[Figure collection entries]
[start]

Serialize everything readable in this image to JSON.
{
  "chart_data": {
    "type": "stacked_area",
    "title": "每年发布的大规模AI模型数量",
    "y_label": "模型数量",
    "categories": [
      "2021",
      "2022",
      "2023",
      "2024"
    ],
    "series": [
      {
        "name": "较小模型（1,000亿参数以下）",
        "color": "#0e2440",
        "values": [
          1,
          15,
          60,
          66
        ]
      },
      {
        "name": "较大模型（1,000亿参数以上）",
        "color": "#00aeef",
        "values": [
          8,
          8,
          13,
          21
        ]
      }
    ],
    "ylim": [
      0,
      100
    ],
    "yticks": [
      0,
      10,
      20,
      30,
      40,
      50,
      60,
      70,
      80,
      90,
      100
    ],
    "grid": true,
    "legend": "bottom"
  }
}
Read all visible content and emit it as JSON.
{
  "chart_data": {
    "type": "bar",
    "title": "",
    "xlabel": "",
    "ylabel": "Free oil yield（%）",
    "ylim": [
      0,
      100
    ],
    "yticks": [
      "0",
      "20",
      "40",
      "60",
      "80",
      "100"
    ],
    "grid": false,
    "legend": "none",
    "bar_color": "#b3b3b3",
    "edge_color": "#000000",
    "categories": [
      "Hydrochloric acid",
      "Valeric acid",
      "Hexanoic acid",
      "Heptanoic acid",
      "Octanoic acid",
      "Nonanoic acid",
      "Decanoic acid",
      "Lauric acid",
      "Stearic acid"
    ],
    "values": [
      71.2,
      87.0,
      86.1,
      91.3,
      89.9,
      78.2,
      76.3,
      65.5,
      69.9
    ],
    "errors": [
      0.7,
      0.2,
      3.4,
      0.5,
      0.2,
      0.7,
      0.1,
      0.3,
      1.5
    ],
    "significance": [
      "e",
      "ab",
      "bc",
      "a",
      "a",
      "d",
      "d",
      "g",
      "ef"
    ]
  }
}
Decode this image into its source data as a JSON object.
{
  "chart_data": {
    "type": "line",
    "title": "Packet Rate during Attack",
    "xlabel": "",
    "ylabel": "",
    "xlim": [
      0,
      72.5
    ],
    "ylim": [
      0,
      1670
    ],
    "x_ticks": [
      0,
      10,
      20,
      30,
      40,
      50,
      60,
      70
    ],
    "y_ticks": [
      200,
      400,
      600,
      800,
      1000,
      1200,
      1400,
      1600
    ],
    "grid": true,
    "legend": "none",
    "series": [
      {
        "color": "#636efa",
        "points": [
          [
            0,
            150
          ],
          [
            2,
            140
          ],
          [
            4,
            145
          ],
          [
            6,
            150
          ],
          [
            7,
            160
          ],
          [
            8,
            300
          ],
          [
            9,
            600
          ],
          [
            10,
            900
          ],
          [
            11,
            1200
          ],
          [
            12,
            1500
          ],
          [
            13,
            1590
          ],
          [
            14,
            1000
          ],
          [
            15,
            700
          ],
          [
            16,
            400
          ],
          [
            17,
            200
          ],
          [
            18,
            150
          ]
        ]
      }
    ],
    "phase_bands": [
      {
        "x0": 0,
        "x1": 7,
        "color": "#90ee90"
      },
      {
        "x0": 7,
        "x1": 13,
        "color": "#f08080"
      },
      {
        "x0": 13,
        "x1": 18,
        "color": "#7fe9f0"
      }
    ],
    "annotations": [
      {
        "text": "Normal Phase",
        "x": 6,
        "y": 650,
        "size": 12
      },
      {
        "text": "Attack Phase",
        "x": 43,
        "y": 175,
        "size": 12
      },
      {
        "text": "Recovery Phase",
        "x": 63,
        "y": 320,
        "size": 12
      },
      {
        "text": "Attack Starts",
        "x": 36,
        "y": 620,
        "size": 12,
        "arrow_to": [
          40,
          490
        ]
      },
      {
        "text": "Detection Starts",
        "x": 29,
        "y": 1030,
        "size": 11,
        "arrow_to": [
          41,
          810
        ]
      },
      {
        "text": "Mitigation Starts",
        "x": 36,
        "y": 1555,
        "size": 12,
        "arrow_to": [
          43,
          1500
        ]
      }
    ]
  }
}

[end]

DIRECTIONS: Reproduce the records in full, exactly as written.

FULL SOLUTION:
Serialize everything readable in this image to JSON.
{
  "chart_data": {
    "type": "stacked_area",
    "title": "每年发布的大规模AI模型数量",
    "y_label": "模型数量",
    "categories": [
      "2021",
      "2022",
      "2023",
      "2024"
    ],
    "series": [
      {
        "name": "较小模型（1,000亿参数以下）",
        "color": "#0e2440",
        "values": [
          1,
          15,
          60,
          66
        ]
      },
      {
        "name": "较大模型（1,000亿参数以上）",
        "color": "#00aeef",
        "values": [
          8,
          8,
          13,
          21
        ]
      }
    ],
    "ylim": [
      0,
      100
    ],
    "yticks": [
      0,
      10,
      20,
      30,
      40,
      50,
      60,
      70,
      80,
      90,
      100
    ],
    "grid": true,
    "legend": "bottom"
  }
}
Read all visible content and emit it as JSON.
{
  "chart_data": {
    "type": "bar",
    "title": "",
    "xlabel": "",
    "ylabel": "Free oil yield（%）",
    "ylim": [
      0,
      100
    ],
    "yticks": [
      "0",
      "20",
      "40",
      "60",
      "80",
      "100"
    ],
    "grid": false,
    "legend": "none",
    "bar_color": "#b3b3b3",
    "edge_color": "#000000",
    "categories": [
      "Hydrochloric acid",
      "Valeric acid",
      "Hexanoic acid",
      "Heptanoic acid",
      "Octanoic acid",
      "Nonanoic acid",
      "Decanoic acid",
      "Lauric acid",
      "Stearic acid"
    ],
    "values": [
      71.2,
      87.0,
      86.1,
      91.3,
      89.9,
      78.2,
      76.3,
      65.5,
      69.9
    ],
    "errors": [
      0.7,
      0.2,
      3.4,
      0.5,
      0.2,
      0.7,
      0.1,
      0.3,
      1.5
    ],
    "significance": [
      "e",
      "ab",
      "bc",
      "a",
      "a",
      "d",
      "d",
      "g",
      "ef"
    ]
  }
}
Decode this image into its source data as a JSON object.
{
  "chart_data": {
    "type": "line",
    "title": "Packet Rate during Attack",
    "xlabel": "",
    "ylabel": "",
    "xlim": [
      0,
      72.5
    ],
    "ylim": [
      0,
      1670
    ],
    "x_ticks": [
      0,
      10,
      20,
      30,
      40,
      50,
      60,
      70
    ],
    "y_ticks": [
      200,
      400,
      600,
      800,
      1000,
      1200,
      1400,
      1600
    ],
    "grid": true,
    "legend": "none",
    "series": [
      {
        "color": "#636efa",
        "points": [
          [
            0,
            150
          ],
          [
            2,
            140
          ],
          [
            4,
            145
          ],
          [
            6,
            150
          ],
          [
            7,
            160
          ],
          [
            8,
            300
          ],
          [
            9,
            600
          ],
          [
            10,
            900
          ],
          [
            11,
            1200
          ],
          [
            12,
            1500
          ],
          [
            13,
            1590
          ],
          [
            14,
            1000
          ],
          [
            15,
            700
          ],
          [
            16,
            400
          ],
          [
            17,
            200
          ],
          [
            18,
            150
          ]
        ]
      }
    ],
    "phase_bands": [
      {
        "x0": 0,
        "x1": 7,
        "color": "#90ee90"
      },
      {
        "x0": 7,
        "x1": 13,
        "color": "#f08080"
      },
      {
        "x0": 13,
        "x1": 18,
        "color": "#7fe9f0"
      }
    ],
    "annotations": [
      {
        "text": "Normal Phase",
        "x": 6,
        "y": 650,
        "size": 12
      },
      {
        "text": "Attack Phase",
        "x": 43,
        "y": 175,
        "size": 12
      },
      {
        "text": "Recovery Phase",
        "x": 63,
        "y": 320,
        "size": 12
      },
      {
        "text": "Attack Starts",
        "x": 36,
        "y": 620,
        "size": 12,
        "arrow_to": [
          40,
          490
        ]
      },
      {
        "text": "Detection Starts",
        "x": 29,
        "y": 1030,
        "size": 11,
        "arrow_to": [
          41,
          810
        ]
      },
      {
        "text": "Mitigation Starts",
        "x": 36,
        "y": 1555,
        "size": 12,
        "arrow_to": [
          43,
          1500
        ]
      }
    ]
  }
}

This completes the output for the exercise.